Data excerpts
· · · · ·
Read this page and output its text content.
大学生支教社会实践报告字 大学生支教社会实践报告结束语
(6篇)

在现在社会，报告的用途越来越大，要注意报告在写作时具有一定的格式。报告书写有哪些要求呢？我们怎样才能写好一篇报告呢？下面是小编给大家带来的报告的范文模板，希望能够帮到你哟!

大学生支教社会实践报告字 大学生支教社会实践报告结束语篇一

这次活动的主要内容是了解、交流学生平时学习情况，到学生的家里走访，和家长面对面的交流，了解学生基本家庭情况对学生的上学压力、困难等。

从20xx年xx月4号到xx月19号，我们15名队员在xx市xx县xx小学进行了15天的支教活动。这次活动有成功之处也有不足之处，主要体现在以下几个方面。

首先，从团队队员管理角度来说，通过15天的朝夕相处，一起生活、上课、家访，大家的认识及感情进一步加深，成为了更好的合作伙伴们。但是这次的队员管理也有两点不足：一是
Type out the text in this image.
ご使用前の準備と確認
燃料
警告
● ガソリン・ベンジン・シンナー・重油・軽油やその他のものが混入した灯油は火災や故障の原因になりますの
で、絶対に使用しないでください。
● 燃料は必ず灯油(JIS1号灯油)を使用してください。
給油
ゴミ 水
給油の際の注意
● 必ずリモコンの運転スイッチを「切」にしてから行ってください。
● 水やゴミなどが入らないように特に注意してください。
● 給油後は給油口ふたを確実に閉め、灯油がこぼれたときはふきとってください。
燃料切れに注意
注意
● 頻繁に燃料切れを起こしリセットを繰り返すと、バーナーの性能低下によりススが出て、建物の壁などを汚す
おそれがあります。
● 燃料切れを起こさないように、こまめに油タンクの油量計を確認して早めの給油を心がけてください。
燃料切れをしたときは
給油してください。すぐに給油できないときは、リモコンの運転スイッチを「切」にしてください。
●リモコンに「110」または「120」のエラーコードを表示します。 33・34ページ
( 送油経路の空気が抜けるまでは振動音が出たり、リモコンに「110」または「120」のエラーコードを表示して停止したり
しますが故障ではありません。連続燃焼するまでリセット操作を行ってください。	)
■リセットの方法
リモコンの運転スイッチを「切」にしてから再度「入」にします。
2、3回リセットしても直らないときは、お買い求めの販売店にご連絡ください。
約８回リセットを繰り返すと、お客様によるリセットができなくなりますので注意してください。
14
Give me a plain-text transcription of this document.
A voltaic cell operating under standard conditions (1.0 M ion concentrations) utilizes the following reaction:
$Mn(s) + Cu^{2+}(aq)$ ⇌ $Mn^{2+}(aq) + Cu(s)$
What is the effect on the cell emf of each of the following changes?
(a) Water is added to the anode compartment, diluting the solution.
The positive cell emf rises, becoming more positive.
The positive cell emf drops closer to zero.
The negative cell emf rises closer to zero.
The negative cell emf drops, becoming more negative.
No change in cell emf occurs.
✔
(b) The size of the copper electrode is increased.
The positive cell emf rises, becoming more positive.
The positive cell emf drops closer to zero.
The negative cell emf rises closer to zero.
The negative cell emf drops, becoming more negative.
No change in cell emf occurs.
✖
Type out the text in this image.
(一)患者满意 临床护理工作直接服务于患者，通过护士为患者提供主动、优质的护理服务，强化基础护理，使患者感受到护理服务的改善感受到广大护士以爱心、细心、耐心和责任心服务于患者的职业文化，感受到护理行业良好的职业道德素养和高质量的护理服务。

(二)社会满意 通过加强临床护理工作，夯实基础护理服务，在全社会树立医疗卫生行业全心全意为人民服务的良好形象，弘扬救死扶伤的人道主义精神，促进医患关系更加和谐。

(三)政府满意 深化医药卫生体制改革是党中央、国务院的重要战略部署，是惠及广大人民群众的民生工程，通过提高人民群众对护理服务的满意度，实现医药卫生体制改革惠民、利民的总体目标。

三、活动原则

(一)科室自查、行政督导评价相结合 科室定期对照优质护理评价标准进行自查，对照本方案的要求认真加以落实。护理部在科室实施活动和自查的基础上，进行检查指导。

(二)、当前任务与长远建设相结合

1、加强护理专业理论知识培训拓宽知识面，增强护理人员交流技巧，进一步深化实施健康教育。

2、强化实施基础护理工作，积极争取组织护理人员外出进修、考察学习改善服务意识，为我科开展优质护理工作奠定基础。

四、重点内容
· · · · ·
• WORK TO DO
For each line of the listing that holds the word "大学生支教社会实践报告字", show that line.

• OUTPUT FOR THIS TASK
大学生支教社会实践报告字 大学生支教社会实践报告结束语
大学生支教社会实践报告字 大学生支教社会实践报告结束语篇一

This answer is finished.